-- START --

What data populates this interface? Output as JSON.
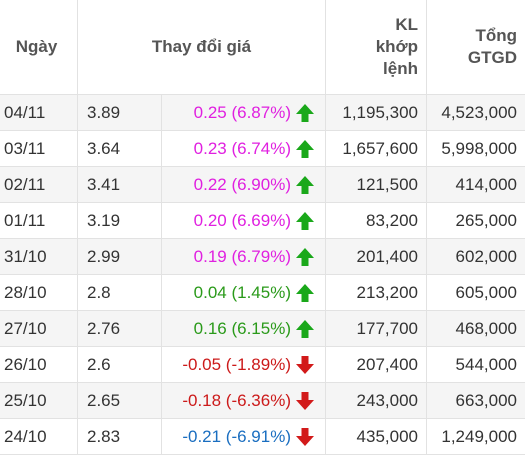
{
  "colors": {
    "ceiling": "#e020e0",
    "up": "#2a9a1a",
    "down": "#cc1a1a",
    "floor": "#1a6ec0",
    "arrow_up": "#1aa81a",
    "arrow_down": "#d21a1a"
  },
  "header": {
    "date": "Ngày",
    "change": "Thay đổi giá",
    "volume_line1": "KL",
    "volume_line2": "khớp",
    "volume_line3": "lệnh",
    "value_line1": "Tổng",
    "value_line2": "GTGD"
  },
  "rows": [
    {
      "date": "04/11",
      "price": "3.89",
      "change": "0.25 (6.87%)",
      "status": "ceiling",
      "direction": "up",
      "volume": "1,195,300",
      "value": "4,523,000"
    },
    {
      "date": "03/11",
      "price": "3.64",
      "change": "0.23 (6.74%)",
      "status": "ceiling",
      "direction": "up",
      "volume": "1,657,600",
      "value": "5,998,000"
    },
    {
      "date": "02/11",
      "price": "3.41",
      "change": "0.22 (6.90%)",
      "status": "ceiling",
      "direction": "up",
      "volume": "121,500",
      "value": "414,000"
    },
    {
      "date": "01/11",
      "price": "3.19",
      "change": "0.20 (6.69%)",
      "status": "ceiling",
      "direction": "up",
      "volume": "83,200",
      "value": "265,000"
    },
    {
      "date": "31/10",
      "price": "2.99",
      "change": "0.19 (6.79%)",
      "status": "ceiling",
      "direction": "up",
      "volume": "201,400",
      "value": "602,000"
    },
    {
      "date": "28/10",
      "price": "2.8",
      "change": "0.04 (1.45%)",
      "status": "up",
      "direction": "up",
      "volume": "213,200",
      "value": "605,000"
    },
    {
      "date": "27/10",
      "price": "2.76",
      "change": "0.16 (6.15%)",
      "status": "up",
      "direction": "up",
      "volume": "177,700",
      "value": "468,000"
    },
    {
      "date": "26/10",
      "price": "2.6",
      "change": "-0.05 (-1.89%)",
      "status": "down",
      "direction": "down",
      "volume": "207,400",
      "value": "544,000"
    },
    {
      "date": "25/10",
      "price": "2.65",
      "change": "-0.18 (-6.36%)",
      "status": "down",
      "direction": "down",
      "volume": "243,000",
      "value": "663,000"
    },
    {
      "date": "24/10",
      "price": "2.83",
      "change": "-0.21 (-6.91%)",
      "status": "floor",
      "direction": "down",
      "volume": "435,000",
      "value": "1,249,000"
    }
  ]
}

-- END --

**Problem requirements**
All of the data above should be transcribed verbatim, with pictures omitted.

**Problem solution**
What data populates this interface? Output as JSON.
{
  "colors": {
    "ceiling": "#e020e0",
    "up": "#2a9a1a",
    "down": "#cc1a1a",
    "floor": "#1a6ec0",
    "arrow_up": "#1aa81a",
    "arrow_down": "#d21a1a"
  },
  "header": {
    "date": "Ngày",
    "change": "Thay đổi giá",
    "volume_line1": "KL",
    "volume_line2": "khớp",
    "volume_line3": "lệnh",
    "value_line1": "Tổng",
    "value_line2": "GTGD"
  },
  "rows": [
    {
      "date": "04/11",
      "price": "3.89",
      "change": "0.25 (6.87%)",
      "status": "ceiling",
      "direction": "up",
      "volume": "1,195,300",
      "value": "4,523,000"
    },
    {
      "date": "03/11",
      "price": "3.64",
      "change": "0.23 (6.74%)",
      "status": "ceiling",
      "direction": "up",
      "volume": "1,657,600",
      "value": "5,998,000"
    },
    {
      "date": "02/11",
      "price": "3.41",
      "change": "0.22 (6.90%)",
      "status": "ceiling",
      "direction": "up",
      "volume": "121,500",
      "value": "414,000"
    },
    {
      "date": "01/11",
      "price": "3.19",
      "change": "0.20 (6.69%)",
      "status": "ceiling",
      "direction": "up",
      "volume": "83,200",
      "value": "265,000"
    },
    {
      "date": "31/10",
      "price": "2.99",
      "change": "0.19 (6.79%)",
      "status": "ceiling",
      "direction": "up",
      "volume": "201,400",
      "value": "602,000"
    },
    {
      "date": "28/10",
      "price": "2.8",
      "change": "0.04 (1.45%)",
      "status": "up",
      "direction": "up",
      "volume": "213,200",
      "value": "605,000"
    },
    {
      "date": "27/10",
      "price": "2.76",
      "change": "0.16 (6.15%)",
      "status": "up",
      "direction": "up",
      "volume": "177,700",
      "value": "468,000"
    },
    {
      "date": "26/10",
      "price": "2.6",
      "change": "-0.05 (-1.89%)",
      "status": "down",
      "direction": "down",
      "volume": "207,400",
      "value": "544,000"
    },
    {
      "date": "25/10",
      "price": "2.65",
      "change": "-0.18 (-6.36%)",
      "status": "down",
      "direction": "down",
      "volume": "243,000",
      "value": "663,000"
    },
    {
      "date": "24/10",
      "price": "2.83",
      "change": "-0.21 (-6.91%)",
      "status": "floor",
      "direction": "down",
      "volume": "435,000",
      "value": "1,249,000"
    }
  ]
}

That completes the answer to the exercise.